Task prompt. Return the listing below unchanged, minus its pictures.

Records shown.
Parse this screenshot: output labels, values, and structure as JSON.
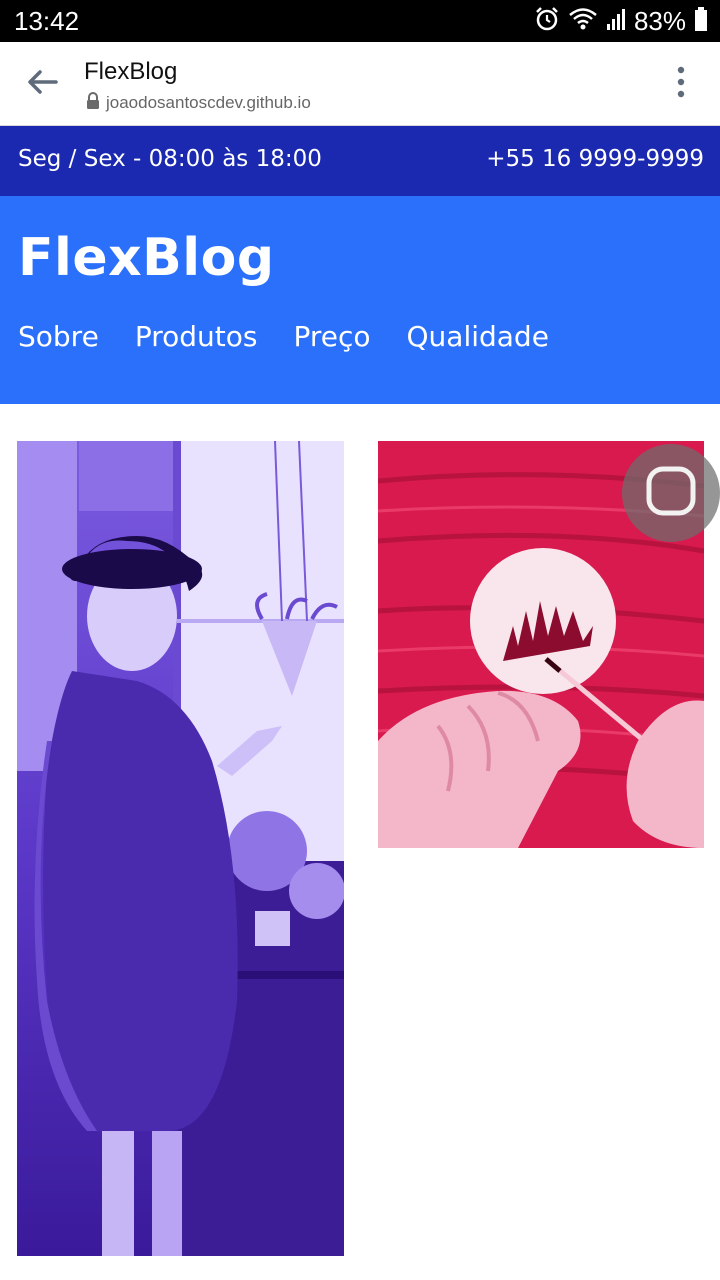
{
  "status_bar": {
    "time": "13:42",
    "battery": "83%",
    "icons": [
      "alarm-icon",
      "wifi-icon",
      "signal-icon",
      "battery-icon"
    ]
  },
  "browser": {
    "page_title": "FlexBlog",
    "url": "joaodosantoscdev.github.io",
    "icons": [
      "back-arrow-icon",
      "lock-icon",
      "more-vert-icon"
    ]
  },
  "info_bar": {
    "hours": "Seg / Sex - 08:00 às 18:00",
    "phone": "+55 16 9999-9999"
  },
  "header": {
    "logo": "FlexBlog",
    "nav": [
      {
        "label": "Sobre"
      },
      {
        "label": "Produtos"
      },
      {
        "label": "Preço"
      },
      {
        "label": "Qualidade"
      }
    ]
  },
  "colors": {
    "info_bar_bg": "#1a29b0",
    "header_bg": "#2b70fa",
    "photo_left_tint": "#6a3fd6",
    "photo_right_tint": "#d61a52"
  },
  "floating_button": {
    "icon": "rounded-square-icon"
  }
}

Solution to this exercise.
Parse this screenshot: output labels, values, and structure as JSON.
{
  "status_bar": {
    "time": "13:42",
    "battery": "83%",
    "icons": [
      "alarm-icon",
      "wifi-icon",
      "signal-icon",
      "battery-icon"
    ]
  },
  "browser": {
    "page_title": "FlexBlog",
    "url": "joaodosantoscdev.github.io",
    "icons": [
      "back-arrow-icon",
      "lock-icon",
      "more-vert-icon"
    ]
  },
  "info_bar": {
    "hours": "Seg / Sex - 08:00 às 18:00",
    "phone": "+55 16 9999-9999"
  },
  "header": {
    "logo": "FlexBlog",
    "nav": [
      {
        "label": "Sobre"
      },
      {
        "label": "Produtos"
      },
      {
        "label": "Preço"
      },
      {
        "label": "Qualidade"
      }
    ]
  },
  "colors": {
    "info_bar_bg": "#1a29b0",
    "header_bg": "#2b70fa",
    "photo_left_tint": "#6a3fd6",
    "photo_right_tint": "#d61a52"
  },
  "floating_button": {
    "icon": "rounded-square-icon"
  }
}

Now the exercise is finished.